*EXTRACT PROVIDED*.
>>>>>
CaSE has written to the Minister for Regional Growth and Local Government, highlighting the importance of structural funding to drive forwards the Government’s ‘levelling-up’ agenda by supporting R&D.

With EU structural funding coming to an end once the UK leaves the EU, CaSE has called on the Government to re-commit to its proposed UK Shared Prosperity Fund (UKSPF) and give greater emphasis towards supporting scientific research and innovation to tackle regional inequalities and promote UK-wide economic growth.

You can read the letter from CaSE Executive Director Dr Sarah Main below:

Dear Minister,

In its recent R&D roadmap, the UK Government re-stated its very welcome commitment to raise R&D investment to unprecedented levels. It also stated that the Government should ‘do more to enable places all over the UK to thrive and to fulfil their potential in R&D’ and that a ‘commitment to R&D effectively supporting the wider levelling up agenda runs through this Roadmap’.

We strongly support this commitment to making the most of R&D strengths across the UK, which will allow the country to capitalise on longer-term economic opportunities and tackle longstanding regional inequalities. CaSE recently published a report, The Power of Place, that set out a number of recommendations for how this could be done, including through the use of structural funds.
<<<<<
*RECORDS SHOWN*.
>>>>>
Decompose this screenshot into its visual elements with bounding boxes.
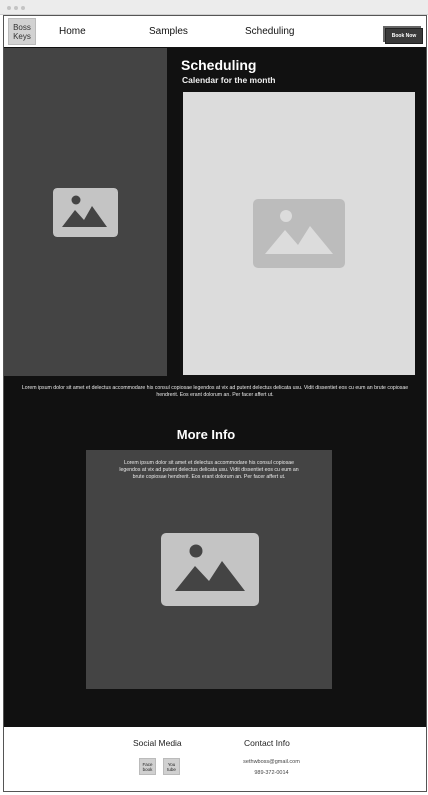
facebook-button[interactable]: Face book [139, 758, 156, 775]
scheduling-subtitle: Calendar for the month [182, 75, 276, 85]
browser-chrome [0, 0, 428, 15]
more-info-text: Lorem ipsum dolor sit amet et delectus a… [119, 460, 299, 480]
contact-email[interactable]: sethwboss@gmail.com [229, 759, 314, 765]
nav-link-scheduling[interactable]: Scheduling [245, 26, 294, 37]
image-placeholder-icon [253, 199, 345, 268]
facebook-label: book [142, 767, 153, 772]
youtube-label: tube [167, 767, 176, 772]
window-dot-icon [14, 6, 18, 10]
logo-line: Keys [13, 32, 31, 41]
footer: Social Media Contact Info Face book You … [4, 727, 426, 791]
logo-line: Boss [13, 23, 31, 32]
scheduling-title: Scheduling [181, 57, 257, 73]
top-nav: Boss Keys Home Samples Scheduling Book N… [4, 16, 426, 48]
calendar-panel[interactable] [183, 92, 415, 375]
nav-link-samples[interactable]: Samples [149, 26, 188, 37]
hero-image-panel [4, 48, 167, 376]
page-frame: Boss Keys Home Samples Scheduling Book N… [3, 15, 427, 792]
window-dot-icon [21, 6, 25, 10]
logo[interactable]: Boss Keys [8, 18, 36, 45]
window-dot-icon [7, 6, 11, 10]
body-paragraph: Lorem ipsum dolor sit amet et delectus a… [21, 385, 409, 398]
contact-info-heading: Contact Info [244, 738, 290, 748]
main-content: Scheduling Calendar for the month Lorem … [4, 48, 426, 727]
nav-link-home[interactable]: Home [59, 26, 86, 37]
more-info-panel: Lorem ipsum dolor sit amet et delectus a… [86, 450, 332, 689]
social-media-heading: Social Media [133, 738, 182, 748]
more-info-title: More Info [176, 427, 236, 442]
image-placeholder-icon [161, 533, 259, 606]
book-now-button[interactable]: Book Now [385, 28, 423, 44]
contact-phone[interactable]: 989-372-0014 [229, 770, 314, 776]
youtube-button[interactable]: You tube [163, 758, 180, 775]
image-placeholder-icon [53, 188, 118, 237]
<<<<<
*WHAT YOU NEED TO DO*.
a) Transcribe the article on structural funding between "In its recent" and "of structural funds.", inclusive.
b) List every acronym that appears in the article on structural funding.
c) Turn the paragraph of the article on structural funding that begins "In its recent R&D roadmap" into a short bulleted list that keeps its main facts.
The rows are material apart from the article on structural funding.

*THE ANSWERS*.
a)
In its recent R&D roadmap, the UK Government re-stated its very welcome commitment to raise R&D investment to unprecedented levels. It also stated that the Government should ‘do more to enable places all over the UK to thrive and to fulfil their potential in R&D’ and that a ‘commitment to R&D effectively supporting the wider levelling up agenda runs through this Roadmap’.

We strongly support this commitment to making the most of R&D strengths across the UK, which will allow the country to capitalise on longer-term economic opportunities and tackle longstanding regional inequalities. CaSE recently published a report, The Power of Place, that set out a number of recommendations for how this could be done, including through the use of structural funds.

b) CaSE, R&D, EU, UK, UKSPF

c)
- The UK Government's recent R&D roadmap restated its commitment to raise R&D investment to unprecedented levels.
- The roadmap said the Government should "do more to enable places all over the UK to thrive and to fulfil their potential in R&D."
- The roadmap said a commitment to R&D supporting the wider levelling-up agenda runs through it.